> _To be done_: Pull each line holding the word "this" from the data.
** BEGIN Recorded data **
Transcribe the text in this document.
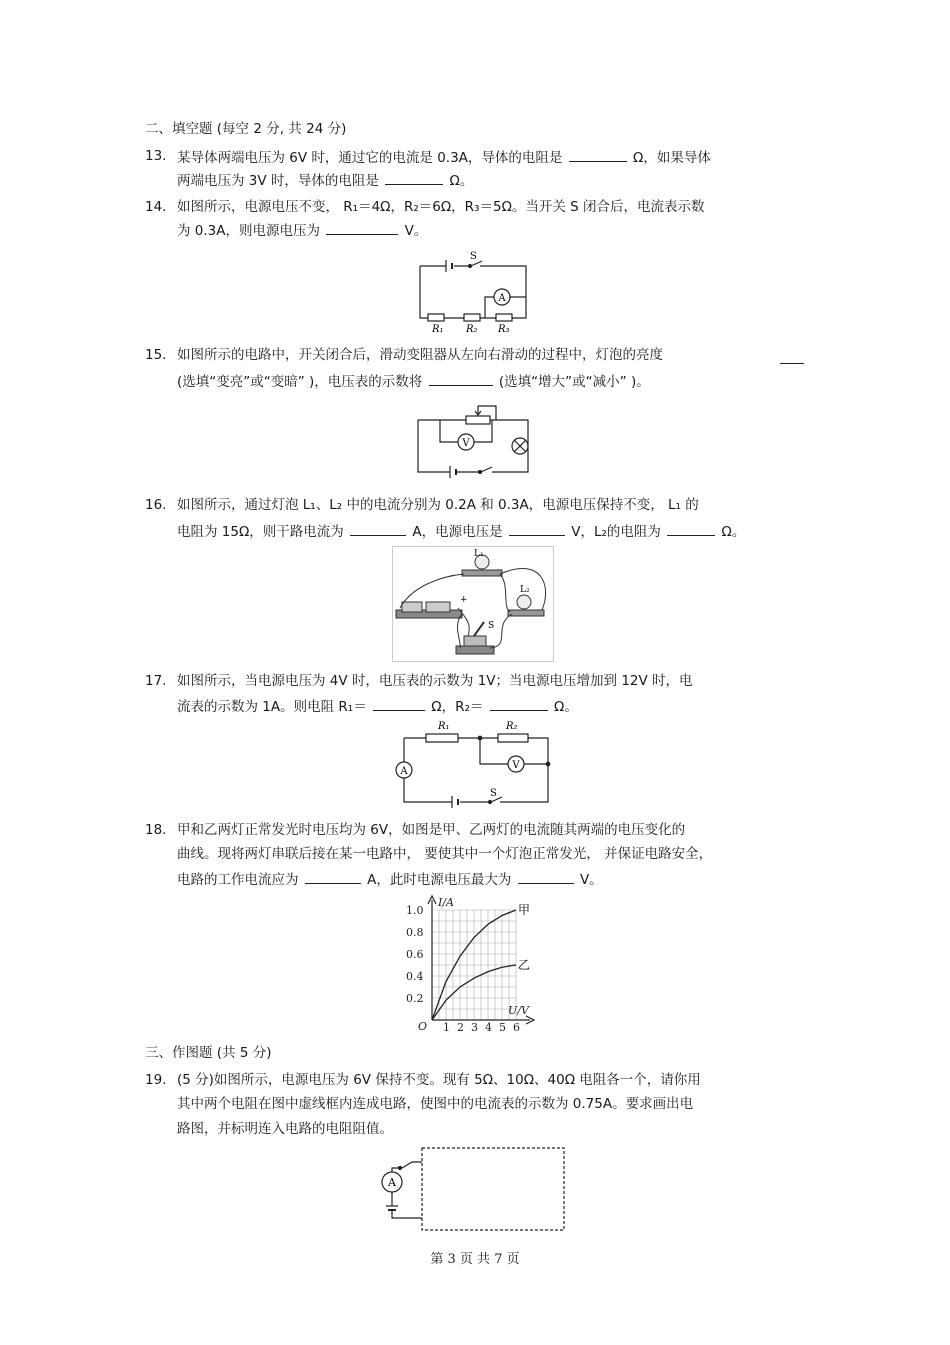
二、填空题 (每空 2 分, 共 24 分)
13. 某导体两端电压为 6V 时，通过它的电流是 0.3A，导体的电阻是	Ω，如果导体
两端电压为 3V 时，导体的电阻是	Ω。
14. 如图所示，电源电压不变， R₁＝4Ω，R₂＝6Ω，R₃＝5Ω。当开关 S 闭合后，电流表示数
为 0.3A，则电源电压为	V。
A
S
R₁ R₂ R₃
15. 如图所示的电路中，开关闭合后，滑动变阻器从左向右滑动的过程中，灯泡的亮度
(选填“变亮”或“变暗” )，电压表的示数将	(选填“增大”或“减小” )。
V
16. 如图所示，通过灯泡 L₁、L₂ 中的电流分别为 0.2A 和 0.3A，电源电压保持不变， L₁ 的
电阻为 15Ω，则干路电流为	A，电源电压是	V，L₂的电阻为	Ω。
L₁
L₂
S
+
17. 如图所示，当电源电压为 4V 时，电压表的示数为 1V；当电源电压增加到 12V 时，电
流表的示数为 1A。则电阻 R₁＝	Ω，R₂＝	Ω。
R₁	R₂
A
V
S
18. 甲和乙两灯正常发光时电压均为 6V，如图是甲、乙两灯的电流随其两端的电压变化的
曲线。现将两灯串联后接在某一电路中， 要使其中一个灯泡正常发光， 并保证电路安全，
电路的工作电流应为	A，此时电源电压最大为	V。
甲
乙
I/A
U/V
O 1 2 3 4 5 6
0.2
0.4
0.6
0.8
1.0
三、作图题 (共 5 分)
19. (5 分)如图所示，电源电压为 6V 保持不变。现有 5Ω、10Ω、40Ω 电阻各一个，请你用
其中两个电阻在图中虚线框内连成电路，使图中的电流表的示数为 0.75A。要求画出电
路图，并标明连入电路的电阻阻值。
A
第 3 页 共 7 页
** END Recorded data **
** BEGIN Recorded data **
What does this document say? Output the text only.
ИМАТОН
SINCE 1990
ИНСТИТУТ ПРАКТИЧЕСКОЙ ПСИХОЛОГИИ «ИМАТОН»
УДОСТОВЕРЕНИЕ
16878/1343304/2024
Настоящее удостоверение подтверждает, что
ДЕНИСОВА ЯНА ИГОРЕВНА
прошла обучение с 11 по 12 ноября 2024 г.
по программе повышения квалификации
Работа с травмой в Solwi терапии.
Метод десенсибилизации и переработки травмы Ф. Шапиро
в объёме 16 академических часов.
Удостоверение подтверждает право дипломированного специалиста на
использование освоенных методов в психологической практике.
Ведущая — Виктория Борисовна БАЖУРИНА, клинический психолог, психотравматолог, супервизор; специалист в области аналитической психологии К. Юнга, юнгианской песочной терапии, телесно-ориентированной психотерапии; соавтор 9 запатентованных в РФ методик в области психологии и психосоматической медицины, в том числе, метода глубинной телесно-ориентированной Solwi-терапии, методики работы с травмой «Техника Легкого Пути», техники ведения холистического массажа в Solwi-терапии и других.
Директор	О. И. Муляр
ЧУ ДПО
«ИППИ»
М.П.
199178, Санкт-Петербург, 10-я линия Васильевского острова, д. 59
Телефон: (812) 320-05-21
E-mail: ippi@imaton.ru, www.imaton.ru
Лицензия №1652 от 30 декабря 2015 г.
** END Recorded data **
> _Full solution_:
Transcribe the text in this document.
What does this document say? Output the text only.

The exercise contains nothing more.